In your copy, reproduce the entries exactly as they are, minus the images.
::: EXERCISE MATERIAL :::
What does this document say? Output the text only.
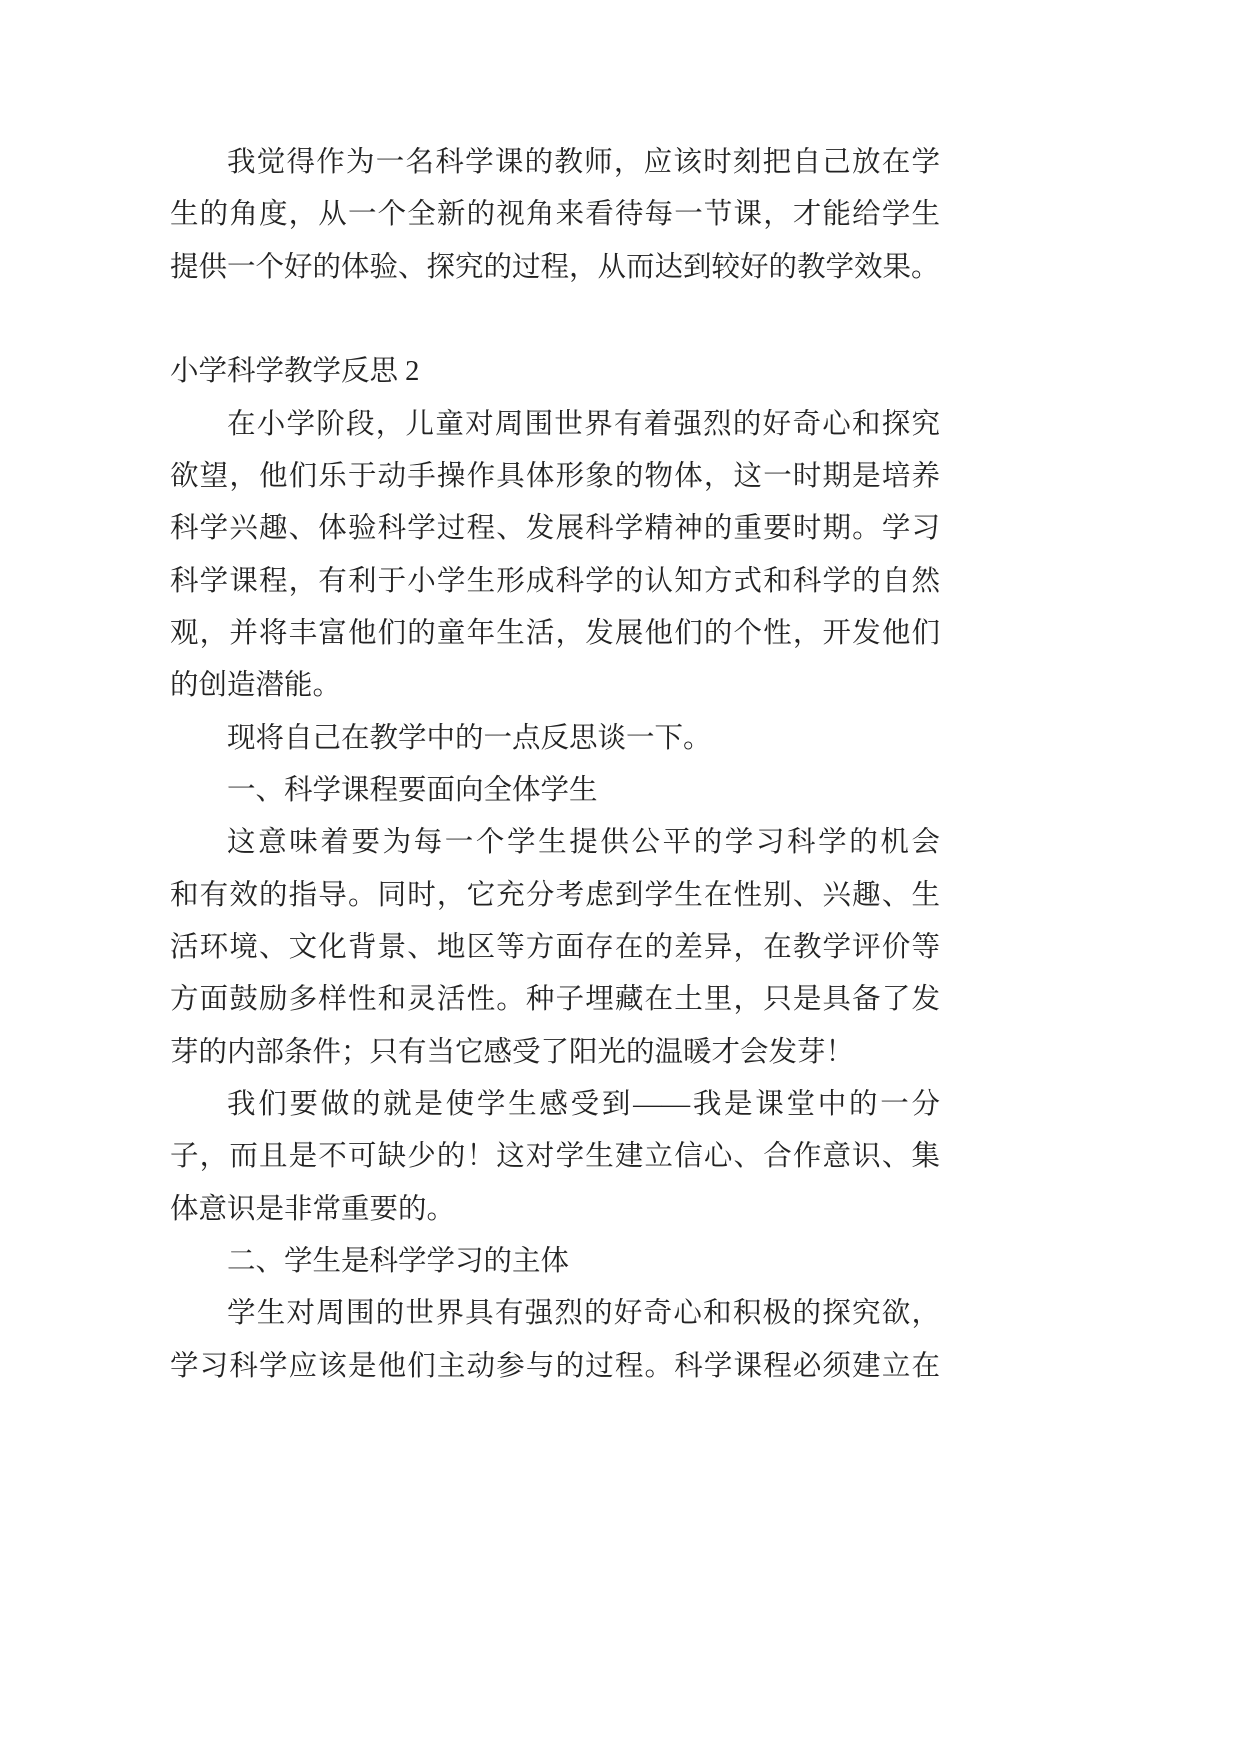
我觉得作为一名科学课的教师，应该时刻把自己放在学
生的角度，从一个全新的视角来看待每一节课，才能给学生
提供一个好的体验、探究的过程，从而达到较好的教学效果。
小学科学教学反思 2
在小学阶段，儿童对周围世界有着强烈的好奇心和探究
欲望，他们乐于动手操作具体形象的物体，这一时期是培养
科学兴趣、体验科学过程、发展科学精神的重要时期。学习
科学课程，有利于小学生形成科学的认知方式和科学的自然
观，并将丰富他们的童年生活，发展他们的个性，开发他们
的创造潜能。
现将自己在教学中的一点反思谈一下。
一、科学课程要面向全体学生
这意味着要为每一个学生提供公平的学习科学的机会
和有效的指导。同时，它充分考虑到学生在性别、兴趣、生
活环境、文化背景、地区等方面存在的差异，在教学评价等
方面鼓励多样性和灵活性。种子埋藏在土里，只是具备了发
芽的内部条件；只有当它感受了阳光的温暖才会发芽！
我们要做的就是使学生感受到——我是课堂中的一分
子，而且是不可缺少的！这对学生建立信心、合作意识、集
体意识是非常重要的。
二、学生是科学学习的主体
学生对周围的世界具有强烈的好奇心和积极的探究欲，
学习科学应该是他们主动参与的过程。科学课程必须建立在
:::
SOLUTION TO THIS PROBLEM
What does this document say? Output the text only.
我觉得作为一名科学课的教师，应该时刻把自己放在学
生的角度，从一个全新的视角来看待每一节课，才能给学生
提供一个好的体验、探究的过程，从而达到较好的教学效果。
小学科学教学反思 2
在小学阶段，儿童对周围世界有着强烈的好奇心和探究
欲望，他们乐于动手操作具体形象的物体，这一时期是培养
科学兴趣、体验科学过程、发展科学精神的重要时期。学习
科学课程，有利于小学生形成科学的认知方式和科学的自然
观，并将丰富他们的童年生活，发展他们的个性，开发他们
的创造潜能。
现将自己在教学中的一点反思谈一下。
一、科学课程要面向全体学生
这意味着要为每一个学生提供公平的学习科学的机会
和有效的指导。同时，它充分考虑到学生在性别、兴趣、生
活环境、文化背景、地区等方面存在的差异，在教学评价等
方面鼓励多样性和灵活性。种子埋藏在土里，只是具备了发
芽的内部条件；只有当它感受了阳光的温暖才会发芽！
我们要做的就是使学生感受到——我是课堂中的一分
子，而且是不可缺少的！这对学生建立信心、合作意识、集
体意识是非常重要的。
二、学生是科学学习的主体
学生对周围的世界具有强烈的好奇心和积极的探究欲，
学习科学应该是他们主动参与的过程。科学课程必须建立在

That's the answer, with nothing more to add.